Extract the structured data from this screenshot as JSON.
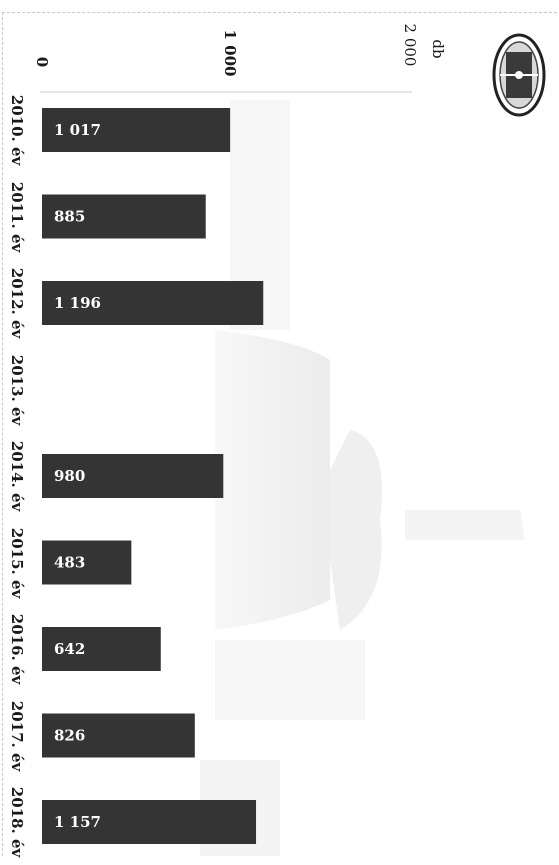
{
  "chart_data": {
    "type": "bar",
    "orientation": "vertical-bars-rotated-90",
    "unit": "db",
    "ylim": [
      0,
      2000
    ],
    "yticks": [
      {
        "value": 0,
        "label": "0"
      },
      {
        "value": 1000,
        "label": "1 000"
      },
      {
        "value": 2000,
        "label": "2 000"
      }
    ],
    "categories": [
      "2010. év",
      "2011. év",
      "2012. év",
      "2013. év",
      "2014. év",
      "2015. év",
      "2016. év",
      "2017. év",
      "2018. év"
    ],
    "values": [
      1017,
      885,
      1196,
      null,
      980,
      483,
      642,
      826,
      1157
    ],
    "value_labels": [
      "1 017",
      "885",
      "1 196",
      "",
      "980",
      "483",
      "642",
      "826",
      "1 157"
    ],
    "bar_color": "#343434",
    "grid": false
  }
}
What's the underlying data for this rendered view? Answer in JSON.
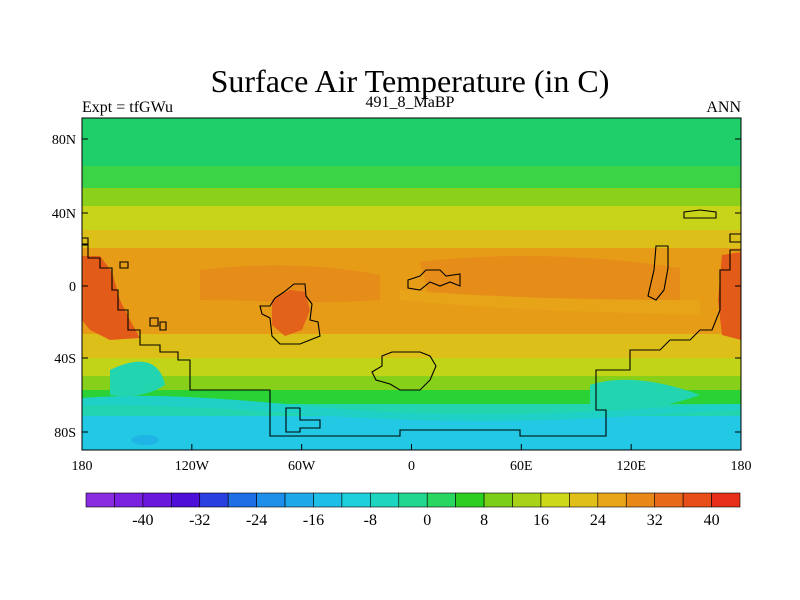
{
  "title": "Surface Air Temperature (in C)",
  "left_label": "Expt = tfGWu",
  "center_label": "491_8_MaBP",
  "right_label": "ANN",
  "map": {
    "type": "filled-contour",
    "projection": "cylindrical-equidistant",
    "lon_range": [
      -180,
      180
    ],
    "lat_range": [
      -90,
      90
    ],
    "lon_ticks": [
      "180",
      "120W",
      "60W",
      "0",
      "60E",
      "120E",
      "180"
    ],
    "lat_ticks": [
      "80N",
      "40N",
      "0",
      "40S",
      "80S"
    ],
    "features": [
      "paleogeographic coastlines",
      "continents warm in tropics",
      "cold south polar region"
    ]
  },
  "colorbar": {
    "labels": [
      "-40",
      "-32",
      "-24",
      "-16",
      "-8",
      "0",
      "8",
      "16",
      "24",
      "32",
      "40"
    ],
    "colors": [
      "#8a2be2",
      "#7a22e0",
      "#6a18dc",
      "#4e10d8",
      "#2a3fe0",
      "#1e6ee6",
      "#1e90ea",
      "#1ea8ea",
      "#1ebfe6",
      "#1ed0dc",
      "#1ed6c0",
      "#22d890",
      "#28d760",
      "#2acf20",
      "#7ccf18",
      "#a8d218",
      "#ccd818",
      "#e0c018",
      "#e8a418",
      "#e88818",
      "#e86a18",
      "#e84e18",
      "#e83018"
    ]
  },
  "colors": {
    "polar_north": "#1fd06a",
    "polar_south": "#22c8e4",
    "tropic": "#e79c18",
    "hot_land": "#e35b18",
    "coast": "#000000"
  }
}
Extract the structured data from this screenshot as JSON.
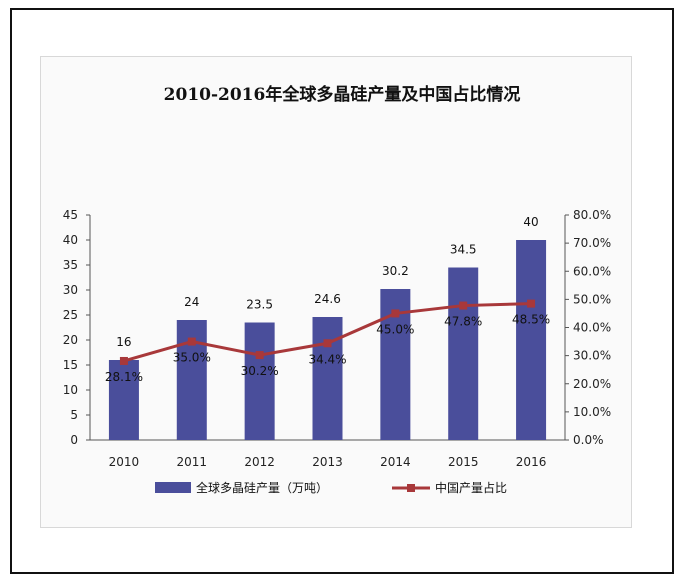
{
  "title": "2010-2016年全球多晶硅产量及中国占比情况",
  "colors": {
    "bar": "#4a4e9b",
    "line": "#a8383a"
  },
  "chart_data": {
    "type": "bar",
    "title": "2010-2016年全球多晶硅产量及中国占比情况",
    "categories": [
      "2010",
      "2011",
      "2012",
      "2013",
      "2014",
      "2015",
      "2016"
    ],
    "ylim": [
      0,
      45
    ],
    "yticks": [
      "0",
      "5",
      "10",
      "15",
      "20",
      "25",
      "30",
      "35",
      "40",
      "45"
    ],
    "y2lim": [
      0,
      80
    ],
    "y2ticks": [
      "0.0%",
      "10.0%",
      "20.0%",
      "30.0%",
      "40.0%",
      "50.0%",
      "60.0%",
      "70.0%",
      "80.0%"
    ],
    "series": [
      {
        "name": "全球多晶硅产量（万吨）",
        "type": "bar",
        "axis": "left",
        "values": [
          16,
          24,
          23.5,
          24.6,
          30.2,
          34.5,
          40
        ],
        "labels": [
          "16",
          "24",
          "23.5",
          "24.6",
          "30.2",
          "34.5",
          "40"
        ]
      },
      {
        "name": "中国产量占比",
        "type": "line",
        "axis": "right",
        "values": [
          28.1,
          35.0,
          30.2,
          34.4,
          45.0,
          47.8,
          48.5
        ],
        "labels": [
          "28.1%",
          "35.0%",
          "30.2%",
          "34.4%",
          "45.0%",
          "47.8%",
          "48.5%"
        ]
      }
    ],
    "legend": "bottom"
  }
}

******************************

# [Problem description]
Tally the lines containing "type". Provide the number without any other words.

# [Written response]
5